Texto de lectura:

_____

La acción de Tosca (1900) se desarrolla durante las campañas napoleónicas en Italia, y pone en juego el enfrentamiento entre los defensores de los ideales revolucionarios y sus detractores, quienes luchan por perpetuar el antiguo régimen. El enfrentamiento se salda con la derrota de estos últimos en la batalla de Marengo en junio de 1800.

Si bien estos hechos sirven para desencadenar la acción dramática, una puesta en escena que da demasiado protagonismo a la Revolución, como es el caso de la que propone Paco Azorín, no está exenta de riesgos. En su propuesta escenográfica Roma ha quedado reducida a una simple idea, mientras que lo que vemos en el primer acto es un retablo con cuatro “Santas” de Zurbarán, algunas de las cuales fueron expoliadas por el mariscal Soult durante la campaña napoleónica en España.

_____

Consigna escrita A:
¿Puedes transcribir sin cambios las líneas del listado desde su comienzo hasta la línea que contiene "right-y-tick-label: 200 (542, 188, 579, 213)", ambas incluidas?

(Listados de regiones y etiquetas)

_____

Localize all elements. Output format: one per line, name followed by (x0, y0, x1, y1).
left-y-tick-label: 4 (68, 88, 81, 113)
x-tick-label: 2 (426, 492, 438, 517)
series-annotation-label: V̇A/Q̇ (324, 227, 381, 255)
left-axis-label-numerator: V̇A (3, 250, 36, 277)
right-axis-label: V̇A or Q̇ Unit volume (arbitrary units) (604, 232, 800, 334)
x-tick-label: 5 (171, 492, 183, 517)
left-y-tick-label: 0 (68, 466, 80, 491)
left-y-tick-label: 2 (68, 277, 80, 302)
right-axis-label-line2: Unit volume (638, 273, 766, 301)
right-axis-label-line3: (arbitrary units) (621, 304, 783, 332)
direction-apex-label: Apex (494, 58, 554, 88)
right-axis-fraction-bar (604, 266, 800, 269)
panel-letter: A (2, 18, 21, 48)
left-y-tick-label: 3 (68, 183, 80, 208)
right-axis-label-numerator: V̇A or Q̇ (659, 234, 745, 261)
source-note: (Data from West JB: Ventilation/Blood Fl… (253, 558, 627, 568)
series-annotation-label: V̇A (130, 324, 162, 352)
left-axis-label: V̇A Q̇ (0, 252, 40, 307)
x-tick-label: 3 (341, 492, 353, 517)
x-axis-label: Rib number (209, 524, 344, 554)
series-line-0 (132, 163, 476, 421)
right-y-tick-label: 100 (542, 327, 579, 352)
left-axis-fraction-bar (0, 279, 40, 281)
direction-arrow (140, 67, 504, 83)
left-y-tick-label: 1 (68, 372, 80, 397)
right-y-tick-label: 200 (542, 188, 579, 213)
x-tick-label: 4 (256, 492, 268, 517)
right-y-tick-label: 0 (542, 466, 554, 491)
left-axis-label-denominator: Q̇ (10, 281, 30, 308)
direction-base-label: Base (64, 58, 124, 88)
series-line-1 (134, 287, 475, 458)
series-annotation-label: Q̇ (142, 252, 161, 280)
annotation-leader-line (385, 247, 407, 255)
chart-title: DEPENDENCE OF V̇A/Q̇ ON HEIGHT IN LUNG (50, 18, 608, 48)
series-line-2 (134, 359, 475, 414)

_____

Consigna escrita B:
¿Puedes reproducir el pasaje del texto sobre Tosca que empieza en "Si bien estos" y termina tras "napoleónica en España.", cambiando "Revolución" por "política"?

Respuesta escrita A:
Localize all elements. Output format: one per line, name followed by (x0, y0, x1, y1).
left-y-tick-label: 4 (68, 88, 81, 113)
x-tick-label: 2 (426, 492, 438, 517)
series-annotation-label: V̇A/Q̇ (324, 227, 381, 255)
left-axis-label-numerator: V̇A (3, 250, 36, 277)
right-axis-label: V̇A or Q̇ Unit volume (arbitrary units) (604, 232, 800, 334)
x-tick-label: 5 (171, 492, 183, 517)
left-y-tick-label: 0 (68, 466, 80, 491)
left-y-tick-label: 2 (68, 277, 80, 302)
right-axis-label-line2: Unit volume (638, 273, 766, 301)
right-axis-label-line3: (arbitrary units) (621, 304, 783, 332)
direction-apex-label: Apex (494, 58, 554, 88)
right-axis-fraction-bar (604, 266, 800, 269)
panel-letter: A (2, 18, 21, 48)
left-y-tick-label: 3 (68, 183, 80, 208)
right-axis-label-numerator: V̇A or Q̇ (659, 234, 745, 261)
source-note: (Data from West JB: Ventilation/Blood Fl… (253, 558, 627, 568)
series-annotation-label: V̇A (130, 324, 162, 352)
left-axis-label: V̇A Q̇ (0, 252, 40, 307)
x-tick-label: 3 (341, 492, 353, 517)
x-axis-label: Rib number (209, 524, 344, 554)
series-line-0 (132, 163, 476, 421)
right-y-tick-label: 100 (542, 327, 579, 352)
left-axis-fraction-bar (0, 279, 40, 281)
direction-arrow (140, 67, 504, 83)
left-y-tick-label: 1 (68, 372, 80, 397)
right-y-tick-label: 200 (542, 188, 579, 213)

Respuesta escrita B:
Si bien estos hechos sirven para desencadenar la acción dramática, una puesta en escena que da demasiado protagonismo a la política, como es el caso de la que propone Paco Azorín, no está exenta de riesgos. En su propuesta escenográfica Roma ha quedado reducida a una simple idea, mientras que lo que vemos en el primer acto es un retablo con cuatro “Santas” de Zurbarán, algunas de las cuales fueron expoliadas por el mariscal Soult durante la campaña napoleónica en España.